Material for the task:
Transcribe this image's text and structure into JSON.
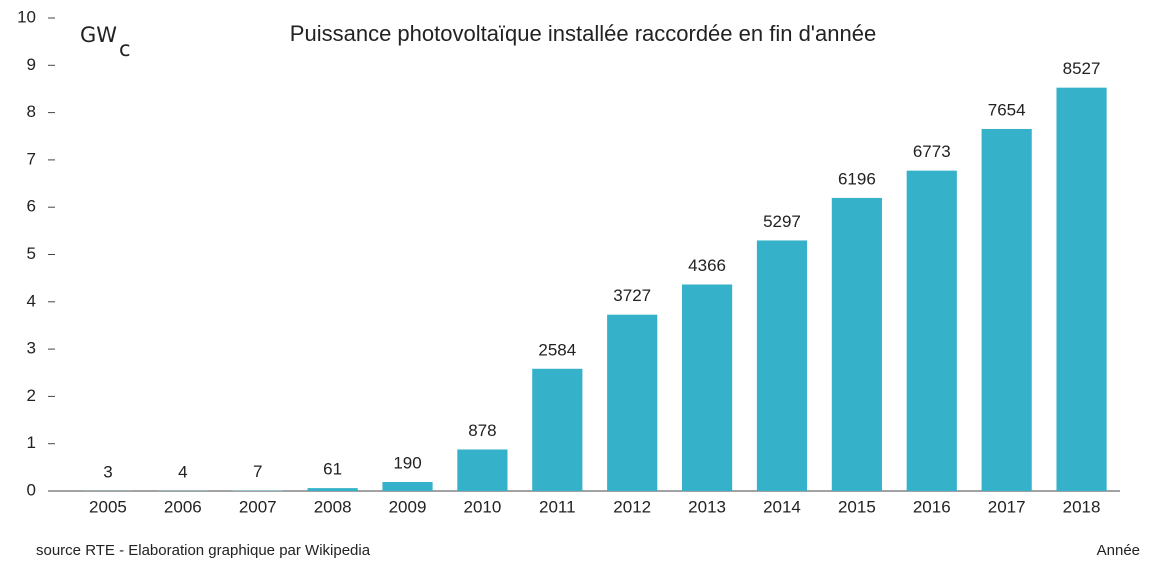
{
  "chart_data": {
    "type": "bar",
    "title": "Puissance photovoltaïque installée raccordée en fin d'année",
    "ylabel": "GW",
    "ylabel_subscript": "c",
    "xlabel": "Année",
    "source": "source RTE - Elaboration graphique par Wikipedia",
    "categories": [
      "2005",
      "2006",
      "2007",
      "2008",
      "2009",
      "2010",
      "2011",
      "2012",
      "2013",
      "2014",
      "2015",
      "2016",
      "2017",
      "2018"
    ],
    "values": [
      0.003,
      0.004,
      0.007,
      0.061,
      0.19,
      0.878,
      2.584,
      3.727,
      4.366,
      5.297,
      6.196,
      6.773,
      7.654,
      8.527
    ],
    "value_labels": [
      "3",
      "4",
      "7",
      "61",
      "190",
      "878",
      "2584",
      "3727",
      "4366",
      "5297",
      "6196",
      "6773",
      "7654",
      "8527"
    ],
    "color": "#35b1c9",
    "ylim": [
      0,
      10
    ],
    "yticks": [
      0,
      1,
      2,
      3,
      4,
      5,
      6,
      7,
      8,
      9,
      10
    ],
    "grid": false
  }
}
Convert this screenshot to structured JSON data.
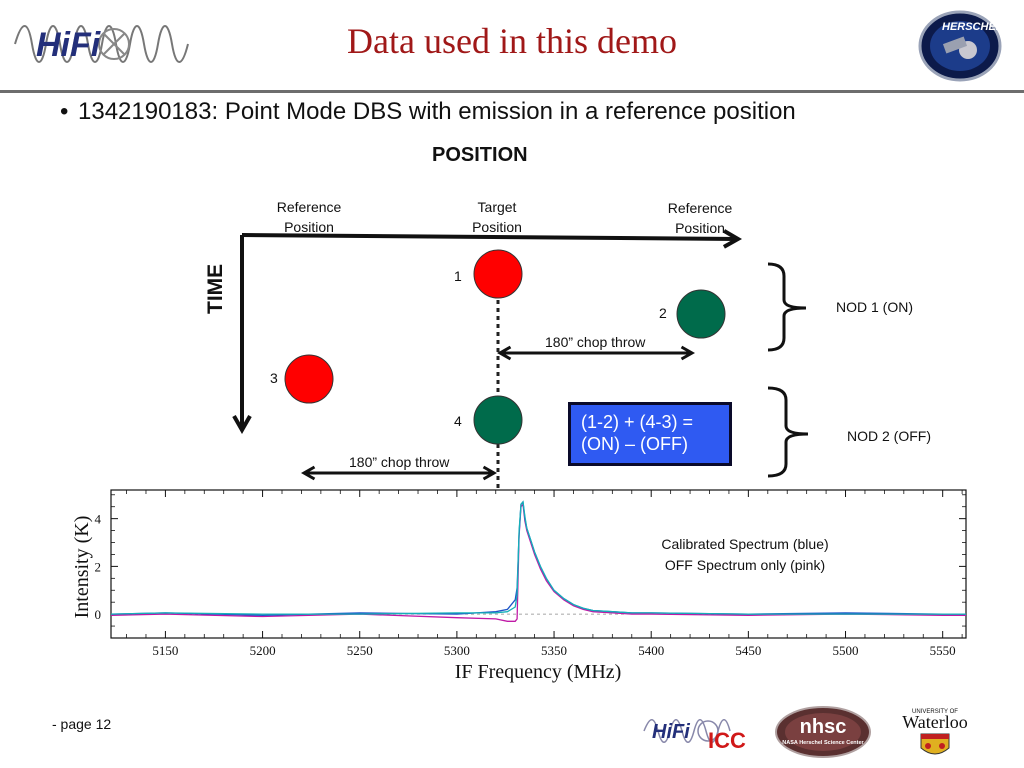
{
  "slide": {
    "title": "Data used in this demo",
    "bullet_marker": "•",
    "bullet": "1342190183: Point Mode DBS with emission in a reference position",
    "page": "- page 12"
  },
  "diagram": {
    "position_heading": "POSITION",
    "time_label": "TIME",
    "ref_left_label": [
      "Reference",
      "Position"
    ],
    "target_label": [
      "Target",
      "Position"
    ],
    "ref_right_label": [
      "Reference",
      "Position"
    ],
    "points": [
      {
        "label": "1",
        "color": "#ff0000"
      },
      {
        "label": "2",
        "color": "#006b4b"
      },
      {
        "label": "3",
        "color": "#ff0000"
      },
      {
        "label": "4",
        "color": "#006b4b"
      }
    ],
    "chop_throw_upper": "180” chop throw",
    "chop_throw_lower": "180” chop throw",
    "nod1": "NOD 1 (ON)",
    "nod2": "NOD 2 (OFF)",
    "equation_line1": "(1-2) + (4-3) =",
    "equation_line2": "(ON) – (OFF)",
    "equation_box_color": "#2f5af2"
  },
  "spectrum": {
    "note_line1": "Calibrated Spectrum (blue)",
    "note_line2": "OFF Spectrum only (pink)",
    "xlabel": "IF Frequency (MHz)",
    "ylabel": "Intensity (K)",
    "xticks": [
      "5150",
      "5200",
      "5250",
      "5300",
      "5350",
      "5400",
      "5450",
      "5500",
      "5550"
    ],
    "yticks": [
      "0",
      "2",
      "4"
    ]
  },
  "chart_data": {
    "type": "line",
    "xlabel": "IF Frequency (MHz)",
    "ylabel": "Intensity (K)",
    "xlim": [
      5122,
      5562
    ],
    "ylim": [
      -1.0,
      5.2
    ],
    "series": [
      {
        "name": "Calibrated Spectrum (blue)",
        "color": "#1f55c8",
        "x": [
          5122,
          5150,
          5200,
          5250,
          5300,
          5320,
          5326,
          5330,
          5331,
          5332,
          5333,
          5334,
          5335,
          5336,
          5338,
          5340,
          5343,
          5346,
          5350,
          5355,
          5360,
          5365,
          5370,
          5380,
          5390,
          5400,
          5450,
          5500,
          5550,
          5562
        ],
        "y": [
          0.0,
          0.05,
          -0.05,
          0.05,
          0.0,
          0.1,
          0.2,
          0.6,
          1.1,
          3.4,
          4.6,
          4.7,
          4.0,
          3.6,
          3.1,
          2.6,
          2.0,
          1.5,
          1.0,
          0.65,
          0.4,
          0.25,
          0.15,
          0.1,
          0.05,
          0.05,
          0.0,
          0.05,
          0.0,
          0.0
        ]
      },
      {
        "name": "OFF Spectrum only (pink)",
        "color": "#c01aa6",
        "x": [
          5122,
          5150,
          5200,
          5250,
          5300,
          5320,
          5326,
          5330,
          5331,
          5332,
          5333,
          5334,
          5335,
          5336,
          5338,
          5340,
          5343,
          5346,
          5350,
          5355,
          5360,
          5365,
          5370,
          5380,
          5390,
          5400,
          5450,
          5500,
          5550,
          5562
        ],
        "y": [
          -0.05,
          0.0,
          -0.1,
          0.0,
          -0.15,
          -0.2,
          -0.3,
          -0.3,
          -0.2,
          3.3,
          4.5,
          4.6,
          3.9,
          3.5,
          3.0,
          2.5,
          1.9,
          1.4,
          0.95,
          0.6,
          0.35,
          0.2,
          0.1,
          0.05,
          0.0,
          0.0,
          -0.05,
          0.0,
          -0.05,
          -0.05
        ]
      },
      {
        "name": "",
        "color": "#15b0b8",
        "x": [
          5122,
          5150,
          5200,
          5250,
          5300,
          5320,
          5326,
          5330,
          5331,
          5332,
          5333,
          5334,
          5335,
          5336,
          5338,
          5340,
          5343,
          5346,
          5350,
          5355,
          5360,
          5365,
          5370,
          5380,
          5390,
          5400,
          5450,
          5500,
          5550,
          5562
        ],
        "y": [
          0.0,
          0.05,
          0.0,
          0.0,
          0.05,
          0.05,
          0.1,
          0.3,
          0.8,
          3.5,
          4.6,
          4.7,
          4.1,
          3.6,
          3.1,
          2.6,
          2.0,
          1.5,
          1.0,
          0.65,
          0.4,
          0.25,
          0.15,
          0.1,
          0.05,
          0.05,
          0.0,
          0.0,
          0.0,
          0.0
        ]
      }
    ]
  },
  "logos": {
    "hifi": "HiFi",
    "herschel": "HERSCHEL",
    "hifi_icc": [
      "HiFi",
      "ICC"
    ],
    "nhsc": "nhsc",
    "nhsc_sub": "NASA Herschel Science Center",
    "waterloo_top": "UNIVERSITY OF",
    "waterloo": "Waterloo"
  }
}
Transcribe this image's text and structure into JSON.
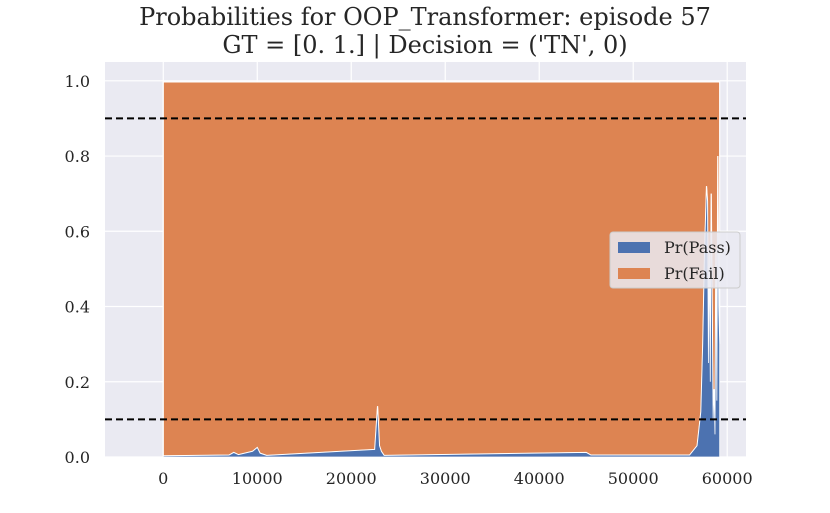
{
  "chart_data": {
    "type": "area",
    "title": "Probabilities for OOP_Transformer: episode 57",
    "subtitle": "GT = [0. 1.] | Decision = ('TN', 0)",
    "xlabel": "",
    "ylabel": "",
    "xlim": [
      -6200,
      62000
    ],
    "ylim": [
      0.0,
      1.05
    ],
    "xticks": [
      0,
      10000,
      20000,
      30000,
      40000,
      50000,
      60000
    ],
    "xtick_labels": [
      "0",
      "10000",
      "20000",
      "30000",
      "40000",
      "50000",
      "60000"
    ],
    "yticks": [
      0.0,
      0.2,
      0.4,
      0.6,
      0.8,
      1.0
    ],
    "ytick_labels": [
      "0.0",
      "0.2",
      "0.4",
      "0.6",
      "0.8",
      "1.0"
    ],
    "grid": true,
    "stacked": true,
    "x_end": 59200,
    "thresholds": [
      0.9,
      0.1
    ],
    "legend": {
      "placement": "center-right"
    },
    "series": [
      {
        "name": "Pr(Pass)",
        "color": "#4C72B0",
        "x": [
          0,
          7000,
          7500,
          8000,
          9500,
          10000,
          10300,
          11000,
          22500,
          22800,
          23000,
          23200,
          23500,
          45000,
          45500,
          56000,
          56800,
          57200,
          57400,
          57600,
          57800,
          57900,
          58000,
          58100,
          58200,
          58300,
          58400,
          58500,
          58600,
          58700,
          58800,
          58900,
          59000,
          59100,
          59200
        ],
        "values": [
          0.003,
          0.005,
          0.012,
          0.006,
          0.015,
          0.025,
          0.01,
          0.004,
          0.02,
          0.135,
          0.03,
          0.015,
          0.004,
          0.012,
          0.005,
          0.005,
          0.03,
          0.12,
          0.3,
          0.55,
          0.72,
          0.68,
          0.25,
          0.55,
          0.2,
          0.7,
          0.4,
          0.1,
          0.18,
          0.06,
          0.55,
          0.15,
          0.8,
          0.4,
          0.3
        ]
      },
      {
        "name": "Pr(Fail)",
        "color": "#DD8452",
        "x": [
          0,
          59200
        ],
        "values": [
          0.997,
          0.997
        ]
      }
    ]
  }
}
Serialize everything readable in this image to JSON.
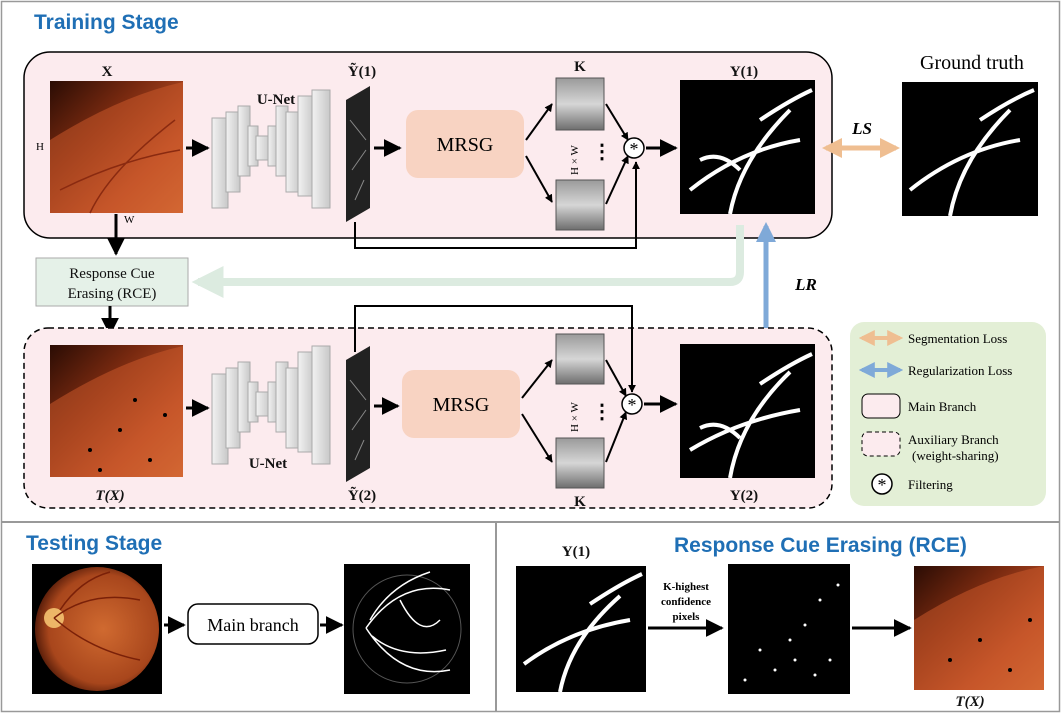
{
  "sections": {
    "training": "Training Stage",
    "testing": "Testing Stage",
    "rce": "Response Cue Erasing (RCE)"
  },
  "main_branch": {
    "input_label": "X",
    "dim_h": "H",
    "dim_w": "W",
    "unet": "U-Net",
    "y_tilde": "Ỹ(1)",
    "mrsg": "MRSG",
    "k": "K",
    "hw": "H × W",
    "dots": "⋮",
    "output": "Y(1)"
  },
  "ground_truth": "Ground truth",
  "loss_s": "LS",
  "loss_r": "LR",
  "rce_box": [
    "Response Cue",
    "Erasing (RCE)"
  ],
  "aux_branch": {
    "input_label": "T(X)",
    "unet": "U-Net",
    "y_tilde": "Ỹ(2)",
    "mrsg": "MRSG",
    "k": "K",
    "hw": "H × W",
    "dots": "⋮",
    "output": "Y(2)"
  },
  "legend": {
    "segmentation_loss": "Segmentation Loss",
    "regularization_loss": "Regularization Loss",
    "main_branch": "Main Branch",
    "aux_branch": [
      "Auxiliary Branch",
      "(weight-sharing)"
    ],
    "filtering": "Filtering"
  },
  "testing": {
    "main_branch": "Main branch"
  },
  "rce_stage": {
    "input": "Y(1)",
    "arrow_text": [
      "K-highest",
      "confidence",
      "pixels"
    ],
    "output": "T(X)"
  },
  "colors": {
    "heading": "#1f6fb5",
    "branch_fill": "#fcebee",
    "mrsg_fill": "#f8d3c2",
    "rce_fill": "#e5f1e8",
    "legend_fill": "#e3efd6",
    "loss_s_arrow": "#efbe91",
    "loss_r_arrow": "#7fa9d8"
  }
}
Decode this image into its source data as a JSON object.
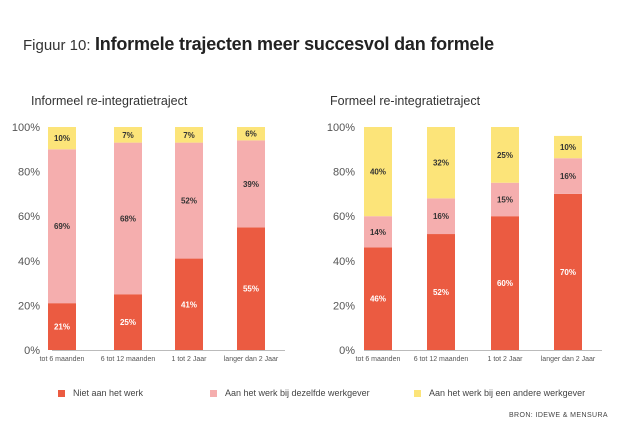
{
  "figure": {
    "prefix": "Figuur 10:",
    "title": "Informele trajecten meer succesvol dan formele",
    "source": "BRON: IDEWE & MENSURA"
  },
  "colors": {
    "niet": "#EB5B41",
    "zelfde": "#F5AEAE",
    "andere": "#FCE479"
  },
  "legend": [
    {
      "label": "Niet aan het werk",
      "color": "#EB5B41"
    },
    {
      "label": "Aan het werk bij dezelfde werkgever",
      "color": "#F5AEAE"
    },
    {
      "label": "Aan het werk bij een andere werkgever",
      "color": "#FCE479"
    }
  ],
  "chart_data": [
    {
      "type": "bar",
      "stacked": true,
      "title": "Informeel re-integratietraject",
      "categories": [
        "tot 6 maanden",
        "6 tot 12 maanden",
        "1 tot 2 Jaar",
        "langer dan 2 Jaar"
      ],
      "series": [
        {
          "name": "Niet aan het werk",
          "values": [
            21,
            25,
            41,
            55
          ]
        },
        {
          "name": "Aan het werk bij dezelfde werkgever",
          "values": [
            69,
            68,
            52,
            39
          ]
        },
        {
          "name": "Aan het werk bij een andere werkgever",
          "values": [
            10,
            7,
            7,
            6
          ]
        }
      ],
      "ylim": [
        0,
        100
      ],
      "yticks": [
        "0%",
        "20%",
        "40%",
        "60%",
        "80%",
        "100%"
      ]
    },
    {
      "type": "bar",
      "stacked": true,
      "title": "Formeel re-integratietraject",
      "categories": [
        "tot 6 maanden",
        "6 tot 12 maanden",
        "1 tot 2 Jaar",
        "langer dan 2 Jaar"
      ],
      "series": [
        {
          "name": "Niet aan het werk",
          "values": [
            46,
            52,
            60,
            70
          ]
        },
        {
          "name": "Aan het werk bij dezelfde werkgever",
          "values": [
            14,
            16,
            15,
            16
          ]
        },
        {
          "name": "Aan het werk bij een andere werkgever",
          "values": [
            40,
            32,
            25,
            10
          ]
        }
      ],
      "ylim": [
        0,
        100
      ],
      "yticks": [
        "0%",
        "20%",
        "40%",
        "60%",
        "80%",
        "100%"
      ]
    }
  ]
}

Objective: Gather every line from the entries above where the word "Erasing" appears, and copy them.

Solution to the problem:
    "rce": "Response Cue Erasing (RCE)"
    "Erasing (RCE)"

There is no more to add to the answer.